═════ Excerpted data ═════

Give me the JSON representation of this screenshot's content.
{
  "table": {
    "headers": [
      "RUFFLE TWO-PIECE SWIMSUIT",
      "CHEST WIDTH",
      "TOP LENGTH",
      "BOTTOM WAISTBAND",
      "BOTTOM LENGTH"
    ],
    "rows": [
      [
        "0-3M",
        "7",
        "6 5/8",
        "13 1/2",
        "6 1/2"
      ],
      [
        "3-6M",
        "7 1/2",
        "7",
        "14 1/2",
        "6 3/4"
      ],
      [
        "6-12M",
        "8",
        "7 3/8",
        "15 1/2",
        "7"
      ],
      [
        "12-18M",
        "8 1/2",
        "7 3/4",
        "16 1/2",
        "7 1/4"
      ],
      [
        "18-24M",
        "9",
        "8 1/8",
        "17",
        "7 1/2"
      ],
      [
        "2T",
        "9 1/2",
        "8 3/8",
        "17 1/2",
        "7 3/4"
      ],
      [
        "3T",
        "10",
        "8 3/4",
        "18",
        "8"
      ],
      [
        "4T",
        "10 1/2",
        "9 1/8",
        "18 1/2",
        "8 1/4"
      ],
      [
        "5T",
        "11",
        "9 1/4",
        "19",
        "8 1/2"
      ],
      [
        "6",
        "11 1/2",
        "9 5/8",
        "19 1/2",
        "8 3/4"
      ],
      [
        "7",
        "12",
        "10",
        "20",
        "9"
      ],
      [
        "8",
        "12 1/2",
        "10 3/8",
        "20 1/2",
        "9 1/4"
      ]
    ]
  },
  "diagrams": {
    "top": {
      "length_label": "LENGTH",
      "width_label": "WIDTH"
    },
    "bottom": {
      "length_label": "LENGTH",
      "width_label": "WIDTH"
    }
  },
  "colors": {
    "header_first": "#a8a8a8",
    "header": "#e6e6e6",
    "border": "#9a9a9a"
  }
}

═════

**What the exercise asks**
Go through the listing above and restate it word for word.

**Expected output**
Give me the JSON representation of this screenshot's content.
{
  "table": {
    "headers": [
      "RUFFLE TWO-PIECE SWIMSUIT",
      "CHEST WIDTH",
      "TOP LENGTH",
      "BOTTOM WAISTBAND",
      "BOTTOM LENGTH"
    ],
    "rows": [
      [
        "0-3M",
        "7",
        "6 5/8",
        "13 1/2",
        "6 1/2"
      ],
      [
        "3-6M",
        "7 1/2",
        "7",
        "14 1/2",
        "6 3/4"
      ],
      [
        "6-12M",
        "8",
        "7 3/8",
        "15 1/2",
        "7"
      ],
      [
        "12-18M",
        "8 1/2",
        "7 3/4",
        "16 1/2",
        "7 1/4"
      ],
      [
        "18-24M",
        "9",
        "8 1/8",
        "17",
        "7 1/2"
      ],
      [
        "2T",
        "9 1/2",
        "8 3/8",
        "17 1/2",
        "7 3/4"
      ],
      [
        "3T",
        "10",
        "8 3/4",
        "18",
        "8"
      ],
      [
        "4T",
        "10 1/2",
        "9 1/8",
        "18 1/2",
        "8 1/4"
      ],
      [
        "5T",
        "11",
        "9 1/4",
        "19",
        "8 1/2"
      ],
      [
        "6",
        "11 1/2",
        "9 5/8",
        "19 1/2",
        "8 3/4"
      ],
      [
        "7",
        "12",
        "10",
        "20",
        "9"
      ],
      [
        "8",
        "12 1/2",
        "10 3/8",
        "20 1/2",
        "9 1/4"
      ]
    ]
  },
  "diagrams": {
    "top": {
      "length_label": "LENGTH",
      "width_label": "WIDTH"
    },
    "bottom": {
      "length_label": "LENGTH",
      "width_label": "WIDTH"
    }
  },
  "colors": {
    "header_first": "#a8a8a8",
    "header": "#e6e6e6",
    "border": "#9a9a9a"
  }
}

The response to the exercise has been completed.